» Exercise
Write out all the data again, exactly as it stands.

----

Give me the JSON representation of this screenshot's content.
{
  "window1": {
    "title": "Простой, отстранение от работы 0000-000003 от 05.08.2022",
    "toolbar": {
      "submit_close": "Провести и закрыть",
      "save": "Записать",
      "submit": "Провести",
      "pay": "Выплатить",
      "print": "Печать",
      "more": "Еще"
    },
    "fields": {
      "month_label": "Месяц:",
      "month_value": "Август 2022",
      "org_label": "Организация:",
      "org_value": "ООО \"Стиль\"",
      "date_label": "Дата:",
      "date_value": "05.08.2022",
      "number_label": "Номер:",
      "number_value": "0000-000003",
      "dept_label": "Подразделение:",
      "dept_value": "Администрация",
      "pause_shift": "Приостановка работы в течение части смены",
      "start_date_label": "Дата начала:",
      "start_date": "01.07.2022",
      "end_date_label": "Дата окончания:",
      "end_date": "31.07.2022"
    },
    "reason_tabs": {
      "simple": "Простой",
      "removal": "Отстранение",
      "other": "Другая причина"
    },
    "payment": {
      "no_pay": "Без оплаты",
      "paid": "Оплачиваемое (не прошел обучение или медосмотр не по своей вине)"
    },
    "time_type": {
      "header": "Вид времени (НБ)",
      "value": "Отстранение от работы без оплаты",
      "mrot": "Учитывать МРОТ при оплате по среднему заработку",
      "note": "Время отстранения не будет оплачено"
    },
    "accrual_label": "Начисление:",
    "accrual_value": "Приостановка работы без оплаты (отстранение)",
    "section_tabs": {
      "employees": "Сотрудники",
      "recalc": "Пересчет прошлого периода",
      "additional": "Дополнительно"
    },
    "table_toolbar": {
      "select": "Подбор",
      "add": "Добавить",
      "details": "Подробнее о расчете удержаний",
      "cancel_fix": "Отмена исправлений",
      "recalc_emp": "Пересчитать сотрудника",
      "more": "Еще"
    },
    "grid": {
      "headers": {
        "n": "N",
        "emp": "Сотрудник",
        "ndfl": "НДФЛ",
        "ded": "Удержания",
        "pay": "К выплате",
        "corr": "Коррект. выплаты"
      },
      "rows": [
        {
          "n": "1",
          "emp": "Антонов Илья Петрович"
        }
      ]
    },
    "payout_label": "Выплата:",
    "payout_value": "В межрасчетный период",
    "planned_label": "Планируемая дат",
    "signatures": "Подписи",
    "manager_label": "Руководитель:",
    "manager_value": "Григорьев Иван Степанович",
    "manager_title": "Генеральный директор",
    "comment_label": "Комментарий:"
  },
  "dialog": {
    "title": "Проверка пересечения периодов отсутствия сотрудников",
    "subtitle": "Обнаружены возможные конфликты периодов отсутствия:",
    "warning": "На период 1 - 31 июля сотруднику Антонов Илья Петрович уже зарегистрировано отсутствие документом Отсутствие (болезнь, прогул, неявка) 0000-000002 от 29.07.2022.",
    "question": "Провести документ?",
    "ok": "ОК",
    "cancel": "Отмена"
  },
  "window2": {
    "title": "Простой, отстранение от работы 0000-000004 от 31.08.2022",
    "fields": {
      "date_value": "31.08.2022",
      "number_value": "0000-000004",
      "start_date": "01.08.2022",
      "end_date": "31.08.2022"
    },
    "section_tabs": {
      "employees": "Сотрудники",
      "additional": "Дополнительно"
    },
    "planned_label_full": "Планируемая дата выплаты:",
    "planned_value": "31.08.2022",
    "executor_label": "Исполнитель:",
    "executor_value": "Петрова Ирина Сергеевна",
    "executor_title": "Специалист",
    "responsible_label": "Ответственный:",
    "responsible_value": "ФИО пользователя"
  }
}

----

» Result for this exercise
Give me the JSON representation of this screenshot's content.
{
  "window1": {
    "title": "Простой, отстранение от работы 0000-000003 от 05.08.2022",
    "toolbar": {
      "submit_close": "Провести и закрыть",
      "save": "Записать",
      "submit": "Провести",
      "pay": "Выплатить",
      "print": "Печать",
      "more": "Еще"
    },
    "fields": {
      "month_label": "Месяц:",
      "month_value": "Август 2022",
      "org_label": "Организация:",
      "org_value": "ООО \"Стиль\"",
      "date_label": "Дата:",
      "date_value": "05.08.2022",
      "number_label": "Номер:",
      "number_value": "0000-000003",
      "dept_label": "Подразделение:",
      "dept_value": "Администрация",
      "pause_shift": "Приостановка работы в течение части смены",
      "start_date_label": "Дата начала:",
      "start_date": "01.07.2022",
      "end_date_label": "Дата окончания:",
      "end_date": "31.07.2022"
    },
    "reason_tabs": {
      "simple": "Простой",
      "removal": "Отстранение",
      "other": "Другая причина"
    },
    "payment": {
      "no_pay": "Без оплаты",
      "paid": "Оплачиваемое (не прошел обучение или медосмотр не по своей вине)"
    },
    "time_type": {
      "header": "Вид времени (НБ)",
      "value": "Отстранение от работы без оплаты",
      "mrot": "Учитывать МРОТ при оплате по среднему заработку",
      "note": "Время отстранения не будет оплачено"
    },
    "accrual_label": "Начисление:",
    "accrual_value": "Приостановка работы без оплаты (отстранение)",
    "section_tabs": {
      "employees": "Сотрудники",
      "recalc": "Пересчет прошлого периода",
      "additional": "Дополнительно"
    },
    "table_toolbar": {
      "select": "Подбор",
      "add": "Добавить",
      "details": "Подробнее о расчете удержаний",
      "cancel_fix": "Отмена исправлений",
      "recalc_emp": "Пересчитать сотрудника",
      "more": "Еще"
    },
    "grid": {
      "headers": {
        "n": "N",
        "emp": "Сотрудник",
        "ndfl": "НДФЛ",
        "ded": "Удержания",
        "pay": "К выплате",
        "corr": "Коррект. выплаты"
      },
      "rows": [
        {
          "n": "1",
          "emp": "Антонов Илья Петрович"
        }
      ]
    },
    "payout_label": "Выплата:",
    "payout_value": "В межрасчетный период",
    "planned_label": "Планируемая дат",
    "signatures": "Подписи",
    "manager_label": "Руководитель:",
    "manager_value": "Григорьев Иван Степанович",
    "manager_title": "Генеральный директор",
    "comment_label": "Комментарий:"
  },
  "dialog": {
    "title": "Проверка пересечения периодов отсутствия сотрудников",
    "subtitle": "Обнаружены возможные конфликты периодов отсутствия:",
    "warning": "На период 1 - 31 июля сотруднику Антонов Илья Петрович уже зарегистрировано отсутствие документом Отсутствие (болезнь, прогул, неявка) 0000-000002 от 29.07.2022.",
    "question": "Провести документ?",
    "ok": "ОК",
    "cancel": "Отмена"
  },
  "window2": {
    "title": "Простой, отстранение от работы 0000-000004 от 31.08.2022",
    "fields": {
      "date_value": "31.08.2022",
      "number_value": "0000-000004",
      "start_date": "01.08.2022",
      "end_date": "31.08.2022"
    },
    "section_tabs": {
      "employees": "Сотрудники",
      "additional": "Дополнительно"
    },
    "planned_label_full": "Планируемая дата выплаты:",
    "planned_value": "31.08.2022",
    "executor_label": "Исполнитель:",
    "executor_value": "Петрова Ирина Сергеевна",
    "executor_title": "Специалист",
    "responsible_label": "Ответственный:",
    "responsible_value": "ФИО пользователя"
  }
}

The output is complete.